# WHAT YOU HAVE TO DO
Bring together all lines of the material below that contain the string "xlabel".

# Raw records
▶
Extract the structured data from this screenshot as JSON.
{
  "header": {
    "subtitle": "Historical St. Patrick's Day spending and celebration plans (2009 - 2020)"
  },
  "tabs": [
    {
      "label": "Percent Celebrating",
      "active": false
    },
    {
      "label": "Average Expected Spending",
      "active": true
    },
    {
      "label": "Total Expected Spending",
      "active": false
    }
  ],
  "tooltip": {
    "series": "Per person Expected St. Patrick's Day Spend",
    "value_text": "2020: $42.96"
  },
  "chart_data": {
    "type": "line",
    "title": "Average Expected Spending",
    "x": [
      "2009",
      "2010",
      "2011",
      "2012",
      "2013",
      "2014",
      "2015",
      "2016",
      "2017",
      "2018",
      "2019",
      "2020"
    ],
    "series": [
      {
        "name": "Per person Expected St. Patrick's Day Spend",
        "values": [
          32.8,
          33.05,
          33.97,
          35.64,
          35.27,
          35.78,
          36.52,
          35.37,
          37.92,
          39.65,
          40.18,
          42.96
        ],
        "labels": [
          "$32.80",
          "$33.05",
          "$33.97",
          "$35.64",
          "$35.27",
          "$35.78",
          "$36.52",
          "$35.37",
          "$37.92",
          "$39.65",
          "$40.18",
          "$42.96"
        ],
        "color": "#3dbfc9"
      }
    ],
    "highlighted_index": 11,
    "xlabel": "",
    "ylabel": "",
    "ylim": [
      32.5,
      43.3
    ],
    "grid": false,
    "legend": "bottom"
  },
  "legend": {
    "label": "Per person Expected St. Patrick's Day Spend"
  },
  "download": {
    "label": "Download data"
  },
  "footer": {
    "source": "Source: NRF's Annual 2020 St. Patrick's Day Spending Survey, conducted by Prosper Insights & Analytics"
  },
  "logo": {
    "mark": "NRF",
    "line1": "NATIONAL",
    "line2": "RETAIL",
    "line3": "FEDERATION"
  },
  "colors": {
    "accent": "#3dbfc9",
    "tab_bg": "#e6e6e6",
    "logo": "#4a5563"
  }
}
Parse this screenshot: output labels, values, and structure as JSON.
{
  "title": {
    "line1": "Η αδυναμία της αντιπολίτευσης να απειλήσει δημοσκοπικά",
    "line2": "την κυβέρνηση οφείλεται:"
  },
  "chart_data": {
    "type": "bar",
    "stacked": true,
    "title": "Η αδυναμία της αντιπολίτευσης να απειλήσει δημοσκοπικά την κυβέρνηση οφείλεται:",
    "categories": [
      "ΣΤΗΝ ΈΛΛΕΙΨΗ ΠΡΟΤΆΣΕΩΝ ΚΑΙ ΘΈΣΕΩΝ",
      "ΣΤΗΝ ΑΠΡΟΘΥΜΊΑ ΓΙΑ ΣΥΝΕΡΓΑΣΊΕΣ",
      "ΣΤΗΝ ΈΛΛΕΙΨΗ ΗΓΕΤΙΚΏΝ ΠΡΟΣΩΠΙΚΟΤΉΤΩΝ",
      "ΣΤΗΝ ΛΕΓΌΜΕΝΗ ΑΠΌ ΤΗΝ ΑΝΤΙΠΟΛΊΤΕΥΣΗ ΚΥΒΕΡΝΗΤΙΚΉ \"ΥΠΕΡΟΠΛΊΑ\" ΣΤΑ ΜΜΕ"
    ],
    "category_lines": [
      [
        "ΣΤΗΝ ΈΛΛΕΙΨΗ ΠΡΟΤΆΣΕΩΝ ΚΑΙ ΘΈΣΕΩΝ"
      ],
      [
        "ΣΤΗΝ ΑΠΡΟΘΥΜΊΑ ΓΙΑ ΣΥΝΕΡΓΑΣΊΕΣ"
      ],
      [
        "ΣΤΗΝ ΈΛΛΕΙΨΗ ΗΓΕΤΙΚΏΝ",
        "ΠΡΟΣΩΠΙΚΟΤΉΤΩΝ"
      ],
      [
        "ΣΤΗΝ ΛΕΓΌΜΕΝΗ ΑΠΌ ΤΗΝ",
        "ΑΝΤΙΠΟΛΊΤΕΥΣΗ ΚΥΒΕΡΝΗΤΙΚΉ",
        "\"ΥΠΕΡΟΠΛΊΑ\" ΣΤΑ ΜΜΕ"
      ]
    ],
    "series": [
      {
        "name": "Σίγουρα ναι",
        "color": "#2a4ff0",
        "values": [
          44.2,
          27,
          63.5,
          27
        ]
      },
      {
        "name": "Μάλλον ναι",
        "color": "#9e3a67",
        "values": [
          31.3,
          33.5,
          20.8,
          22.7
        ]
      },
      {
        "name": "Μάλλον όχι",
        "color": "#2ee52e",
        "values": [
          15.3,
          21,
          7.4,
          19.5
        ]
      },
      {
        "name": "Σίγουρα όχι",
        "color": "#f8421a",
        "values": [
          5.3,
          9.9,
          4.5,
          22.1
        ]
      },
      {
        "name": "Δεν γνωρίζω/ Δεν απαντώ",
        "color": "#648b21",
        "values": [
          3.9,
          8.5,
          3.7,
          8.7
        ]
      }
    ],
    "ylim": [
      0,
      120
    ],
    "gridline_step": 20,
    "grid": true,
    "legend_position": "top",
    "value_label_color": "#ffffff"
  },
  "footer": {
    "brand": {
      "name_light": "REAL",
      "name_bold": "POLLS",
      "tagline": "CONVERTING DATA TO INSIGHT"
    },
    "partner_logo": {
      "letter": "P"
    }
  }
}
◀
▶
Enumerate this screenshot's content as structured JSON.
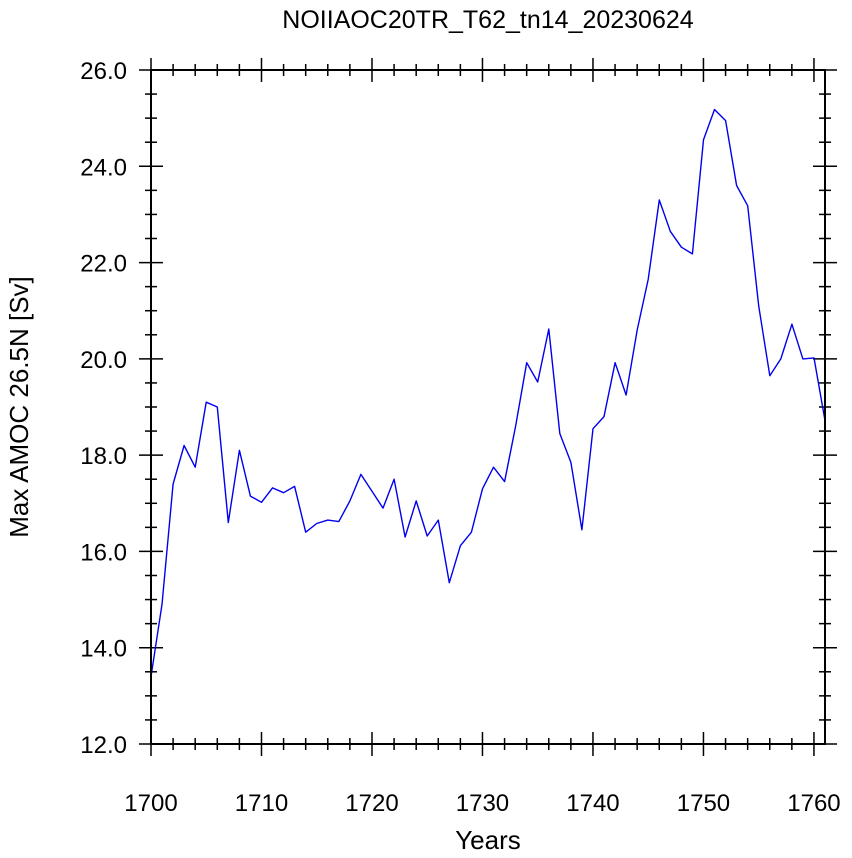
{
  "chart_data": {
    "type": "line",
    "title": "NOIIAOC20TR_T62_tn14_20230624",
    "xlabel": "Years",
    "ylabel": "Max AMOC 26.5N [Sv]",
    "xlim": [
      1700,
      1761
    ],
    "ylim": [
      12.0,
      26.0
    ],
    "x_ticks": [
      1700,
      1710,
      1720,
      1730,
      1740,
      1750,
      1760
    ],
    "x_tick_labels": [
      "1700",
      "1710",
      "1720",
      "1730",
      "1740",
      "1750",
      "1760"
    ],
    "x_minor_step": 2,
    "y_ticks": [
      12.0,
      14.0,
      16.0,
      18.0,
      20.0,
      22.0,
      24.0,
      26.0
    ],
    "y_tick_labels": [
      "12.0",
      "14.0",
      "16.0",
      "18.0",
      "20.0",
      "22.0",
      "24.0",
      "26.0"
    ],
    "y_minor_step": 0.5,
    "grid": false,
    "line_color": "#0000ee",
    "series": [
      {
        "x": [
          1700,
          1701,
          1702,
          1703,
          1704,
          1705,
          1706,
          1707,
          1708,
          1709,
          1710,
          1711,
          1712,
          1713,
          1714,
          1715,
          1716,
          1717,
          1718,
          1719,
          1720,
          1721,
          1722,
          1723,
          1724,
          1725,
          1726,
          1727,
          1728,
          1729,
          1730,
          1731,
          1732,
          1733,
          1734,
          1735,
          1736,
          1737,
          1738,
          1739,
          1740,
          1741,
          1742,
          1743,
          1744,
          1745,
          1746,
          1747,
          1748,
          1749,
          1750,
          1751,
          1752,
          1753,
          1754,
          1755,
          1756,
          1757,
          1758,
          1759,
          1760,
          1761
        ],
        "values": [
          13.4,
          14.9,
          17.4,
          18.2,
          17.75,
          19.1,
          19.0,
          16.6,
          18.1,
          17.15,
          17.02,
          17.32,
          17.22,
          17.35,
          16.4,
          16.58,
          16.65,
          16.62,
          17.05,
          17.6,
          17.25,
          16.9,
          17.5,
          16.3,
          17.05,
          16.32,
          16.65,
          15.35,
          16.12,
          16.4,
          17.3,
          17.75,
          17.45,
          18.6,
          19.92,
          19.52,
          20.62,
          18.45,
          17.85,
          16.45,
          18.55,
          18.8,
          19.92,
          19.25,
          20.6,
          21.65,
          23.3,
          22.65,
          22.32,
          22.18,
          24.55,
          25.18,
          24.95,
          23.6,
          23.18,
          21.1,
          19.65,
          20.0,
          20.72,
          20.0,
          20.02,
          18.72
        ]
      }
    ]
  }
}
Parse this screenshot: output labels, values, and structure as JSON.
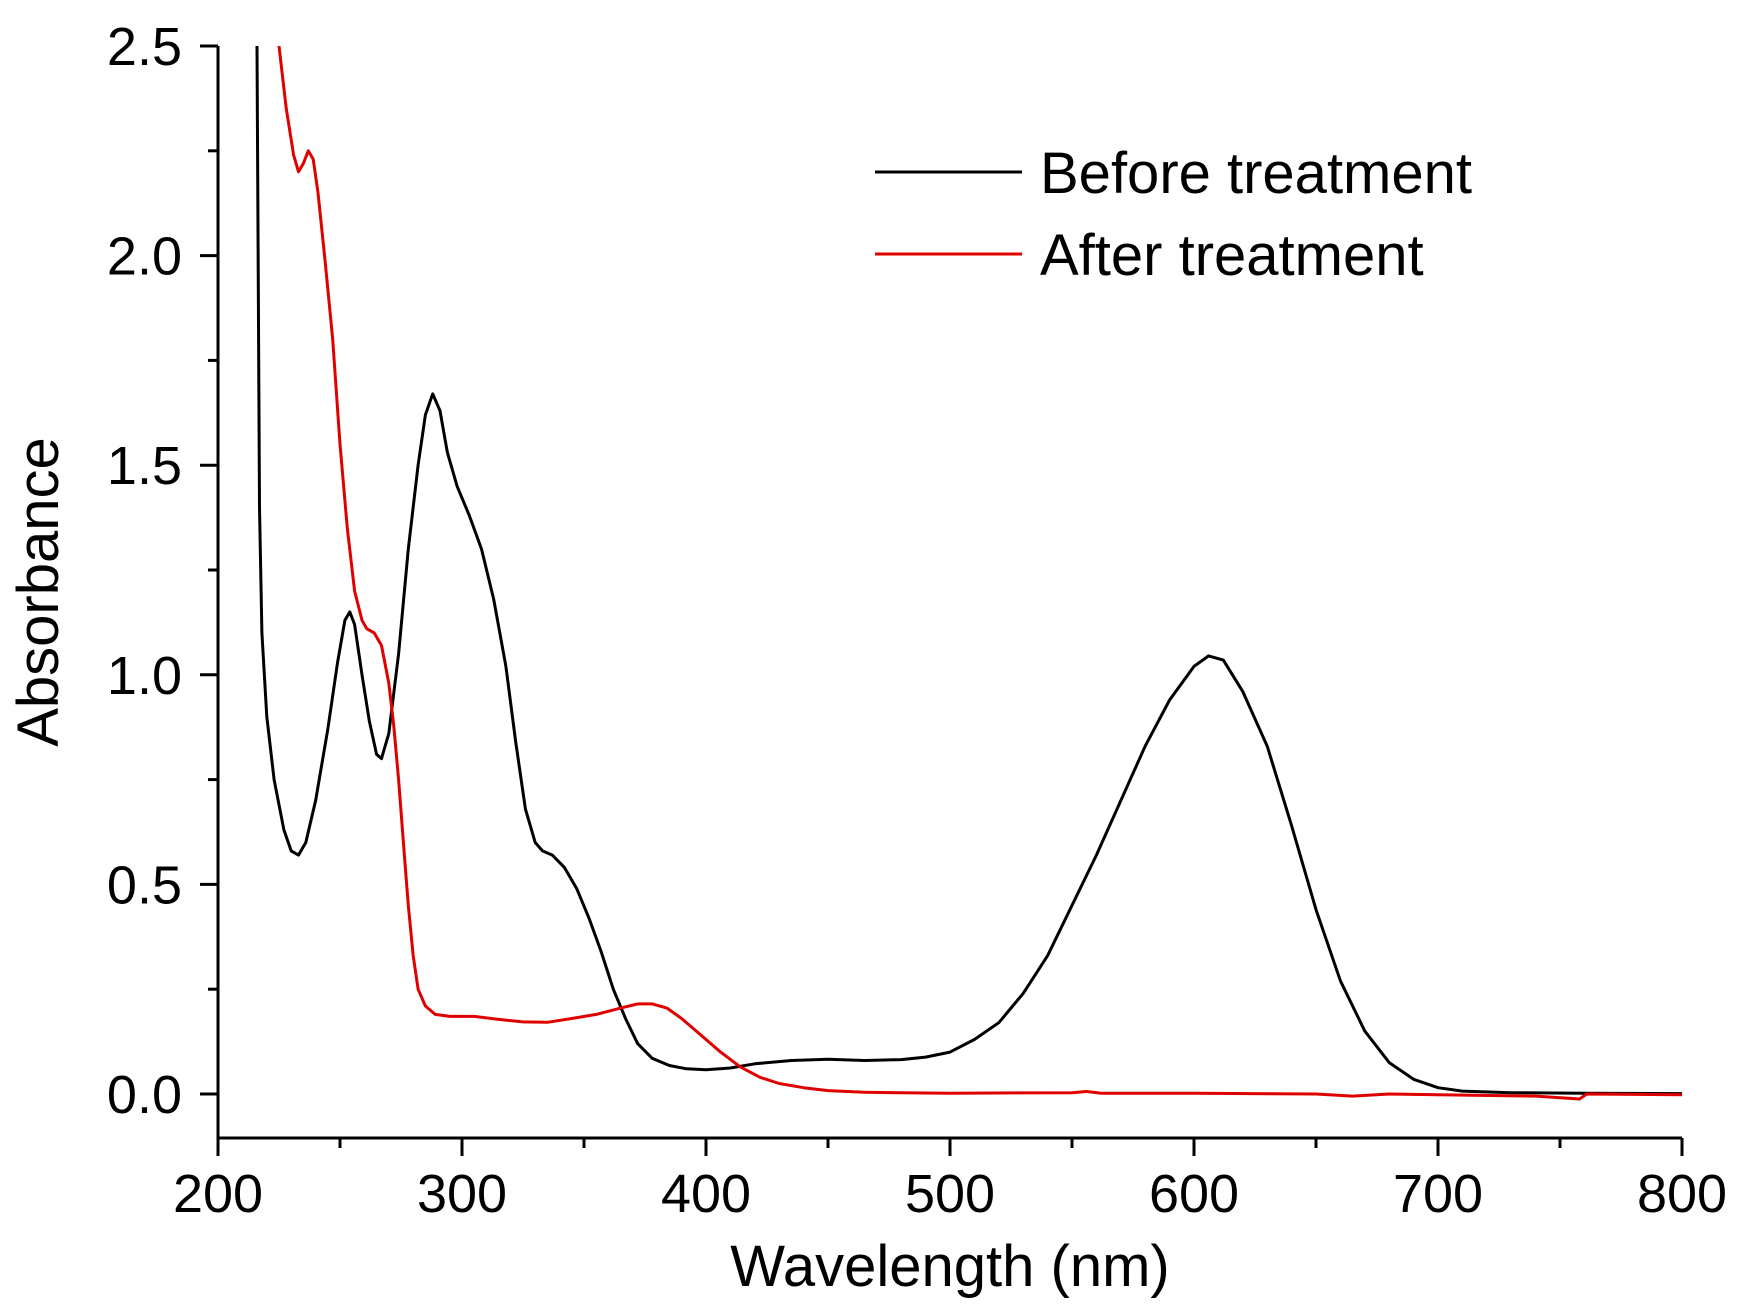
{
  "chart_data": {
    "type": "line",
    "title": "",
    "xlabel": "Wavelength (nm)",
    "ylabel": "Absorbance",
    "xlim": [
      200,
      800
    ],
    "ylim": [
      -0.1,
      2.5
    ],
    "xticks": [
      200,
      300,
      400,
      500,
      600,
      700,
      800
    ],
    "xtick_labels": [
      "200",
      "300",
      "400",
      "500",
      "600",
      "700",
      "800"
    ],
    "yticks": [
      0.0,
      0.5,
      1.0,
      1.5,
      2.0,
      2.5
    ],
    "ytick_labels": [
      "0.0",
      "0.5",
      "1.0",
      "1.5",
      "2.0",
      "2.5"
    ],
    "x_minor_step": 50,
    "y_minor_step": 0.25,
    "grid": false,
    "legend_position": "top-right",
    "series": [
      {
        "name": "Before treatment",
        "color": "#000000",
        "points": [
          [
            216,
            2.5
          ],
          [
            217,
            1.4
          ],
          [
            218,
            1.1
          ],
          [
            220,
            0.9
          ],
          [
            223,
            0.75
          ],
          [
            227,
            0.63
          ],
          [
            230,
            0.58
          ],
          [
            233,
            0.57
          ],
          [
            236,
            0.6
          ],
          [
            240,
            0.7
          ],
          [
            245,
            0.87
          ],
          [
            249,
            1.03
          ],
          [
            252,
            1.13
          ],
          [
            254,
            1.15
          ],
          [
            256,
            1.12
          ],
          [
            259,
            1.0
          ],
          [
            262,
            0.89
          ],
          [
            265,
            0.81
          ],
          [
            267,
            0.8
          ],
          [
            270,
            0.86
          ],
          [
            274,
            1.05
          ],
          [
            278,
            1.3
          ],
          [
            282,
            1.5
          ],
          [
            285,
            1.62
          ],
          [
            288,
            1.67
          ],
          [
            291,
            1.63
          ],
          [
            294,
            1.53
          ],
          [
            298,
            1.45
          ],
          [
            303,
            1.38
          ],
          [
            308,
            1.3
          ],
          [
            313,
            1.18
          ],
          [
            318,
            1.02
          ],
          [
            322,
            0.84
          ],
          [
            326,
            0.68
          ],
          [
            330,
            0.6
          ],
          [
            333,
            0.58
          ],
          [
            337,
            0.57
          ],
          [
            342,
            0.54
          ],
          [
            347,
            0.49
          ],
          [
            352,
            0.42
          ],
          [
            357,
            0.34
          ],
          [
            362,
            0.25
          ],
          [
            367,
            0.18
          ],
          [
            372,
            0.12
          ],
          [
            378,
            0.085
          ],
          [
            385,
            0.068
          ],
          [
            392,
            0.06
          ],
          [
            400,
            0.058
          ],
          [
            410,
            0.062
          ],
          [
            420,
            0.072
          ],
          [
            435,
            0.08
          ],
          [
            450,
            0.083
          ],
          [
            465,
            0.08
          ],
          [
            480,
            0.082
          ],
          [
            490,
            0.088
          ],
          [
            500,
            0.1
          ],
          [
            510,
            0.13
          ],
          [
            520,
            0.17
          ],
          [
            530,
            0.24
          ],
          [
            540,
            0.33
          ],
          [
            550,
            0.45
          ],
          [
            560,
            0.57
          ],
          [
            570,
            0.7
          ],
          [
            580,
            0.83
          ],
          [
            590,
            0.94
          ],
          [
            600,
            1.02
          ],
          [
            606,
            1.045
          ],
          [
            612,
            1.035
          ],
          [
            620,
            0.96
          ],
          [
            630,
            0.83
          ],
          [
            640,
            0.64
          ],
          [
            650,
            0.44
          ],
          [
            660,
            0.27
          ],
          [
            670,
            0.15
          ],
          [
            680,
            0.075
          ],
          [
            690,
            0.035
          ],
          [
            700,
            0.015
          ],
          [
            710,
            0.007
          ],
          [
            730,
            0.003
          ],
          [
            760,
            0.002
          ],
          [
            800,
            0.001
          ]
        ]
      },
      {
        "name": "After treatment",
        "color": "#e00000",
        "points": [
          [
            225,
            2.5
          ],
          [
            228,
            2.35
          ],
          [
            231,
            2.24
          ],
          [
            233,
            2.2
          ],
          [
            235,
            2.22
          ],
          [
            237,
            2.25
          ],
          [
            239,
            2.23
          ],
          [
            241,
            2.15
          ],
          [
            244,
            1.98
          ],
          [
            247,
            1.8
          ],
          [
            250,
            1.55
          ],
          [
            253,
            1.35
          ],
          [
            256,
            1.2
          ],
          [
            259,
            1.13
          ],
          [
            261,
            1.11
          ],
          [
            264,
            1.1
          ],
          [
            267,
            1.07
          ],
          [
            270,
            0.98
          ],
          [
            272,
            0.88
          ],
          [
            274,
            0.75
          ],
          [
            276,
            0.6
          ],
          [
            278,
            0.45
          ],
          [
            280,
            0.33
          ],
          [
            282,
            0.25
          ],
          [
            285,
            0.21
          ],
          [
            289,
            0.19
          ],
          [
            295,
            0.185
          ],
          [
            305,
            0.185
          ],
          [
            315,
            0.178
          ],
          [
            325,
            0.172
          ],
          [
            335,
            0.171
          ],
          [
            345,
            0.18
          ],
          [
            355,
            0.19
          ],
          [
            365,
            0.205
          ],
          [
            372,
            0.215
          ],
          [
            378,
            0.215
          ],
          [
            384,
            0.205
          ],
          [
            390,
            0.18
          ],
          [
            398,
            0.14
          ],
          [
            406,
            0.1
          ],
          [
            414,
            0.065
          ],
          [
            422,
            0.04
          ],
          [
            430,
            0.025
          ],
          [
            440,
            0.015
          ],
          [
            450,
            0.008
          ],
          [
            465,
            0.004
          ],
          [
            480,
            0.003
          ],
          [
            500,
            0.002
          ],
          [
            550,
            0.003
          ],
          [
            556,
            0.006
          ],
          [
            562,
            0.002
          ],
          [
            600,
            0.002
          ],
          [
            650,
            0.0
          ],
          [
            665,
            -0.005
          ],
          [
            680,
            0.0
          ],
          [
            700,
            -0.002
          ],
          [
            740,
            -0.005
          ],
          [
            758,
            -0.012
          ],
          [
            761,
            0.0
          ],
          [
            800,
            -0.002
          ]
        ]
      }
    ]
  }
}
◀
▶
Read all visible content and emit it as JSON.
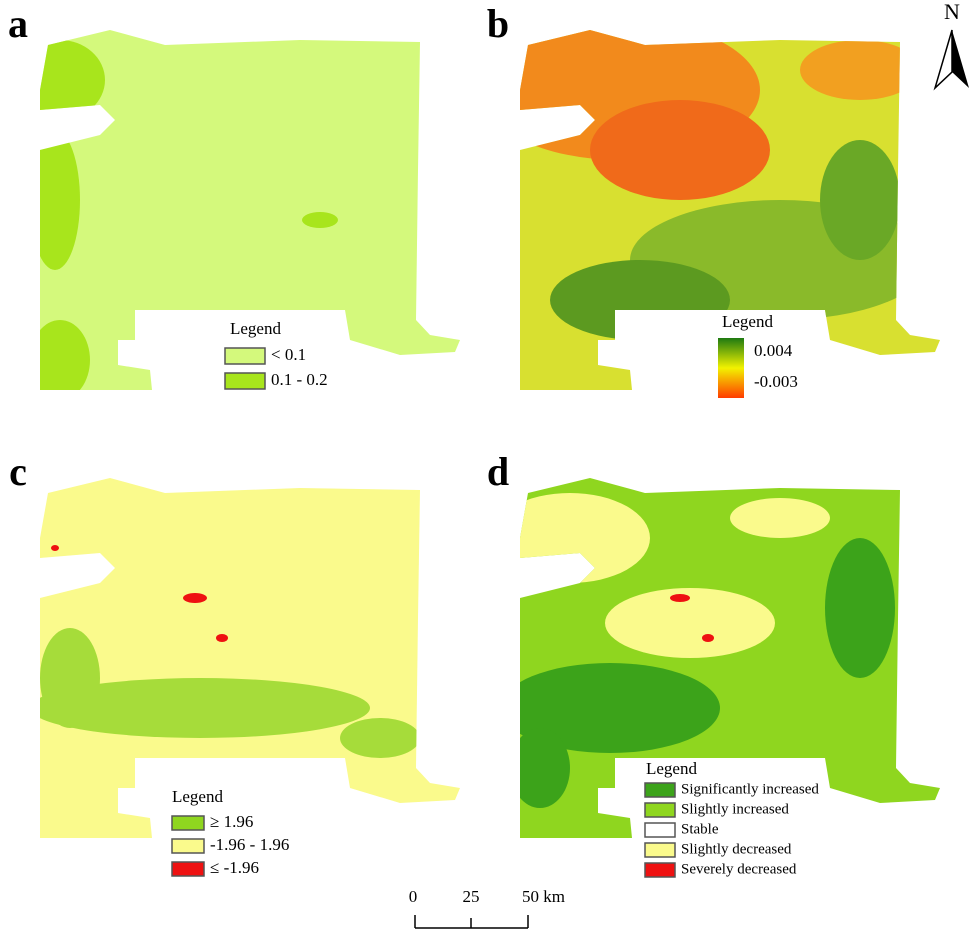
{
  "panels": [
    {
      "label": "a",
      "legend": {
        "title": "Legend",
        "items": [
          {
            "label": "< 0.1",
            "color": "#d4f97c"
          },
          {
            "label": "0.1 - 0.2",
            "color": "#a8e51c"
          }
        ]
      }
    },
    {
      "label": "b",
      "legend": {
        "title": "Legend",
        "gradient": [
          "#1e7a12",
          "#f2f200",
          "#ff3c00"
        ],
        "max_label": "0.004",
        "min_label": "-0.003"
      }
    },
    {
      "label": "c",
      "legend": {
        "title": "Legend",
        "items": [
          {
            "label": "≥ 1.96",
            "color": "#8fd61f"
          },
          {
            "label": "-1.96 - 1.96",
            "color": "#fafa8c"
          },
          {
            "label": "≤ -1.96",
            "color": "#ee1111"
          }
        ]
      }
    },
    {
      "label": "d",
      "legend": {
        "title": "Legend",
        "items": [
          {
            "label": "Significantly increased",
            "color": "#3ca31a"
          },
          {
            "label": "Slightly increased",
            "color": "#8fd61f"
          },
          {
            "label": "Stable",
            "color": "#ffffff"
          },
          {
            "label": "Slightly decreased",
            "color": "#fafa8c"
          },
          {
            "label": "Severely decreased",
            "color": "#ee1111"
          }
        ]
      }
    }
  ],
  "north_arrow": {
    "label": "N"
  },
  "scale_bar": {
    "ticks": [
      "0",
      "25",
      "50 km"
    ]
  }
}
◀
# FINISHED EXERCISE
    "xlabel": "",
    "xlabel": "Years",
    "xlabel": "Wavelength (nm)",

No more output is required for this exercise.